_Requirements_. Look at the entries below and reproduce them exactly.

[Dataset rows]
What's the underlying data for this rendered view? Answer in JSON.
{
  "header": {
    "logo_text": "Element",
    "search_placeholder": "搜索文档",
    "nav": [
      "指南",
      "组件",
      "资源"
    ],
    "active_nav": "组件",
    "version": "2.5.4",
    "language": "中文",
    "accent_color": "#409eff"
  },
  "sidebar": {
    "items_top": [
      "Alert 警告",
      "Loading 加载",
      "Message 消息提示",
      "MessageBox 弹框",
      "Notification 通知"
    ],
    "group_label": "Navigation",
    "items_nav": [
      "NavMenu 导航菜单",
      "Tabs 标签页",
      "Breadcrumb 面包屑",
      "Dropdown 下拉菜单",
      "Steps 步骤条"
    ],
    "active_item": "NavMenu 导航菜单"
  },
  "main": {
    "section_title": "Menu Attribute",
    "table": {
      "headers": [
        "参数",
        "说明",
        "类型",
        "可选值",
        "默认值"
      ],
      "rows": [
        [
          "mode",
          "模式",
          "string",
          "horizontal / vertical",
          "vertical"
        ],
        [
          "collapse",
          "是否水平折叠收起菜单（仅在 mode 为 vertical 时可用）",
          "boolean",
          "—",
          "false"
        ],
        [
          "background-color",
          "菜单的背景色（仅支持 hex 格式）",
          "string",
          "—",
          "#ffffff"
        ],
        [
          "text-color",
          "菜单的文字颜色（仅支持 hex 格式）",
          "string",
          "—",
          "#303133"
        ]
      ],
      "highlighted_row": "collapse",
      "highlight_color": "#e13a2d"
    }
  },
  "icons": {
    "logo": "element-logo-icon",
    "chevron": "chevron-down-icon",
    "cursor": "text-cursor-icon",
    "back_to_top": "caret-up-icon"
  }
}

_In response_.
What's the underlying data for this rendered view? Answer in JSON.
{
  "header": {
    "logo_text": "Element",
    "search_placeholder": "搜索文档",
    "nav": [
      "指南",
      "组件",
      "资源"
    ],
    "active_nav": "组件",
    "version": "2.5.4",
    "language": "中文",
    "accent_color": "#409eff"
  },
  "sidebar": {
    "items_top": [
      "Alert 警告",
      "Loading 加载",
      "Message 消息提示",
      "MessageBox 弹框",
      "Notification 通知"
    ],
    "group_label": "Navigation",
    "items_nav": [
      "NavMenu 导航菜单",
      "Tabs 标签页",
      "Breadcrumb 面包屑",
      "Dropdown 下拉菜单",
      "Steps 步骤条"
    ],
    "active_item": "NavMenu 导航菜单"
  },
  "main": {
    "section_title": "Menu Attribute",
    "table": {
      "headers": [
        "参数",
        "说明",
        "类型",
        "可选值",
        "默认值"
      ],
      "rows": [
        [
          "mode",
          "模式",
          "string",
          "horizontal / vertical",
          "vertical"
        ],
        [
          "collapse",
          "是否水平折叠收起菜单（仅在 mode 为 vertical 时可用）",
          "boolean",
          "—",
          "false"
        ],
        [
          "background-color",
          "菜单的背景色（仅支持 hex 格式）",
          "string",
          "—",
          "#ffffff"
        ],
        [
          "text-color",
          "菜单的文字颜色（仅支持 hex 格式）",
          "string",
          "—",
          "#303133"
        ]
      ],
      "highlighted_row": "collapse",
      "highlight_color": "#e13a2d"
    }
  },
  "icons": {
    "logo": "element-logo-icon",
    "chevron": "chevron-down-icon",
    "cursor": "text-cursor-icon",
    "back_to_top": "caret-up-icon"
  }
}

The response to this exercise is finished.